▶ _Written task_: From the entries that follow, pick out all lines holding "malgré".

▶ _Provided data_:
.....

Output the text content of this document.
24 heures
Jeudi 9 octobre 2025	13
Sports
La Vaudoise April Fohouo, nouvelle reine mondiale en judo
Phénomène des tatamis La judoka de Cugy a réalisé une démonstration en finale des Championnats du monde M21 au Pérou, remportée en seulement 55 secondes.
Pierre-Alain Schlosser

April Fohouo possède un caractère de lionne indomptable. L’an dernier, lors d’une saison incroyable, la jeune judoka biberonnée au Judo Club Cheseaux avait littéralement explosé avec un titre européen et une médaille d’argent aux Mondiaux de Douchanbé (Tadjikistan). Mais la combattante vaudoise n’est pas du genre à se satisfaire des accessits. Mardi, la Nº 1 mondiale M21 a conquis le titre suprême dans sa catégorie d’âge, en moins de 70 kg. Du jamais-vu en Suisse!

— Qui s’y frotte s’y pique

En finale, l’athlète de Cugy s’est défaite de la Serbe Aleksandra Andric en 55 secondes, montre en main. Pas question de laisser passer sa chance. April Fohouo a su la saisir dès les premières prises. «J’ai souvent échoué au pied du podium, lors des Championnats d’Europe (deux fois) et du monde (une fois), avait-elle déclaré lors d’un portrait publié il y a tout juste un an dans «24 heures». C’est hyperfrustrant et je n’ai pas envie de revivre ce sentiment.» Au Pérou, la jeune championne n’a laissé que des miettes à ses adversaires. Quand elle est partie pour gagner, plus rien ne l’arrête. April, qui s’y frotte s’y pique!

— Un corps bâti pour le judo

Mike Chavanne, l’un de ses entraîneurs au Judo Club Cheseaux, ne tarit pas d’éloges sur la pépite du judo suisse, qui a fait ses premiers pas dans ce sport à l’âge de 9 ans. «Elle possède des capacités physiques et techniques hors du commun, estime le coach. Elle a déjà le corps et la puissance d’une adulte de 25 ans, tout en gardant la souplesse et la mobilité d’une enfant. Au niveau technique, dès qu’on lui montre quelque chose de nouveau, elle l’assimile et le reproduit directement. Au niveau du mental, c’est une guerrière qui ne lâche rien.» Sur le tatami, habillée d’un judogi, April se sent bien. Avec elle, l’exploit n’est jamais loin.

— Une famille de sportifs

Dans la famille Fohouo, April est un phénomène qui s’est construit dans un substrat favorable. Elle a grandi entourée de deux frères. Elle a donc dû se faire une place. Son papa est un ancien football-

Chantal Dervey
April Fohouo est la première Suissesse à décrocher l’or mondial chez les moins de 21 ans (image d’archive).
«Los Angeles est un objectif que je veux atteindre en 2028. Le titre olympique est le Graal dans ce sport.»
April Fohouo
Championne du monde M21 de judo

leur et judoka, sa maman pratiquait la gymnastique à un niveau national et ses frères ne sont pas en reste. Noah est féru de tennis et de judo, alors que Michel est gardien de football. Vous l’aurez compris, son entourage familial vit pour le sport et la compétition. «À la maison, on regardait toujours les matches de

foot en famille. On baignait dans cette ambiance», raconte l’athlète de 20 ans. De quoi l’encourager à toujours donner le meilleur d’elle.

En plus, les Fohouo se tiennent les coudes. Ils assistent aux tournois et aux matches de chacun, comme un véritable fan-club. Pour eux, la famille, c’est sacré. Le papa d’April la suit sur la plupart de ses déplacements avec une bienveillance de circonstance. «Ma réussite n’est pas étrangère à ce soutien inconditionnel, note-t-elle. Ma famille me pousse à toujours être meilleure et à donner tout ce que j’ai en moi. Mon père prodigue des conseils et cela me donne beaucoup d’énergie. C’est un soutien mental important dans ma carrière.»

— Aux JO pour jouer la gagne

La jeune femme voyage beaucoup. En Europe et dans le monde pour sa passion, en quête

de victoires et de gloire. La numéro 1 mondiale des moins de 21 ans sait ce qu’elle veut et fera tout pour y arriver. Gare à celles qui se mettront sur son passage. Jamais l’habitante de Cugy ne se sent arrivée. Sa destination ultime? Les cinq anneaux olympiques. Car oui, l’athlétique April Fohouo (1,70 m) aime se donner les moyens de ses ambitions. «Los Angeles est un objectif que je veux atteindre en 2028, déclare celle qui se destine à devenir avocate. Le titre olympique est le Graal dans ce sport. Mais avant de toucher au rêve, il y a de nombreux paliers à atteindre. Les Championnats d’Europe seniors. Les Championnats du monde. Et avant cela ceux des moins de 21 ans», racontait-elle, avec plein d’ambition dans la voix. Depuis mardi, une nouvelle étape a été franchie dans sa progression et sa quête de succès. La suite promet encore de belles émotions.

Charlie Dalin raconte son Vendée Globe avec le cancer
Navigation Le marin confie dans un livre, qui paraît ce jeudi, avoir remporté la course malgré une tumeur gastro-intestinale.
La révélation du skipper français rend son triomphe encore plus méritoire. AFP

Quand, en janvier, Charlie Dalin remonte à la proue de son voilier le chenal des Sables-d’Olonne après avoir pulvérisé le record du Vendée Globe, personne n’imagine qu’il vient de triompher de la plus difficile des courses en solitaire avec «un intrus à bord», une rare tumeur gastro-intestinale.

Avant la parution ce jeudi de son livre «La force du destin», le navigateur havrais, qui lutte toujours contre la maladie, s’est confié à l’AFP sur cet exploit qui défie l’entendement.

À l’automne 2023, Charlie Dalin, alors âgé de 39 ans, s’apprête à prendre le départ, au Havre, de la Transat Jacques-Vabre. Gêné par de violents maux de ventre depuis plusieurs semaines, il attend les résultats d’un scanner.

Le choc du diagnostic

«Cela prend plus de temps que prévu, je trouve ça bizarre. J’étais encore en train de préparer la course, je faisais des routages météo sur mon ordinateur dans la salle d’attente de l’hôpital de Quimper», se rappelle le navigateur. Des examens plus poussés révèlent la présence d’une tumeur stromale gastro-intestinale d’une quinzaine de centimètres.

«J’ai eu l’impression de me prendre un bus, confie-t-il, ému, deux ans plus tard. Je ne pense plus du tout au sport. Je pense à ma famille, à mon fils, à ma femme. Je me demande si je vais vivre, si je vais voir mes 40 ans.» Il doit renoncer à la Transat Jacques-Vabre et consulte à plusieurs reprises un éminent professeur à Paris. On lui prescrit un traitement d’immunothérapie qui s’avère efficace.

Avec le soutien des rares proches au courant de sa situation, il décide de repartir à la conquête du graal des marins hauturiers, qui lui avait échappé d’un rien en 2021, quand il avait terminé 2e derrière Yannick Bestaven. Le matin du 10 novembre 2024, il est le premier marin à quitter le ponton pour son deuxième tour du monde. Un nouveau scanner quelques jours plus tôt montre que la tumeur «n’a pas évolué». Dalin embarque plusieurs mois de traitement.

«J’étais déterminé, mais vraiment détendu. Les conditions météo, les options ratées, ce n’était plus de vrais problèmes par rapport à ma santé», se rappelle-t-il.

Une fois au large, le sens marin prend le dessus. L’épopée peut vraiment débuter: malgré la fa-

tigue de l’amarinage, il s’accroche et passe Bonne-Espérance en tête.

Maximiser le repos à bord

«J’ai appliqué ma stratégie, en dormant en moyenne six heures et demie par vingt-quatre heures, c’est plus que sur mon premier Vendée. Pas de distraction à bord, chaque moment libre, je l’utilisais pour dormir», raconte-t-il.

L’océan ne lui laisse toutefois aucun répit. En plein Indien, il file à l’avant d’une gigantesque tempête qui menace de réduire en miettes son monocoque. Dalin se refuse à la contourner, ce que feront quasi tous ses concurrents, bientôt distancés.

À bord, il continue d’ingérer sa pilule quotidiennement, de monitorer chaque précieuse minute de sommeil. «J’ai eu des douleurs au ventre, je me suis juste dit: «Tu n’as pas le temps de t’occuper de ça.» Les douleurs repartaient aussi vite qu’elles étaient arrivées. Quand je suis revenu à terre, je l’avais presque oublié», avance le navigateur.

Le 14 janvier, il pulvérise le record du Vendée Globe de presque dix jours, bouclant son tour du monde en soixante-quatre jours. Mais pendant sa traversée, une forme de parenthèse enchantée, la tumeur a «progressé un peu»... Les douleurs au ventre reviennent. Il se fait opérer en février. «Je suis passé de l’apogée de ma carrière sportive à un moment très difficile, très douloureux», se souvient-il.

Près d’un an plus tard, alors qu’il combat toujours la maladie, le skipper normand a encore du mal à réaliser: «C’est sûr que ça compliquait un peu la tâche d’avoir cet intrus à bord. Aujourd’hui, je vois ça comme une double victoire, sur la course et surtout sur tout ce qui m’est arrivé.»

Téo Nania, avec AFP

.....

▶ _Expected output_:
Navigation Le marin confie dans un livre, qui paraît ce jeudi, avoir remporté la course malgré une tumeur gastro-intestinale.
Une fois au large, le sens marin prend le dessus. L’épopée peut vraiment débuter: malgré la fa-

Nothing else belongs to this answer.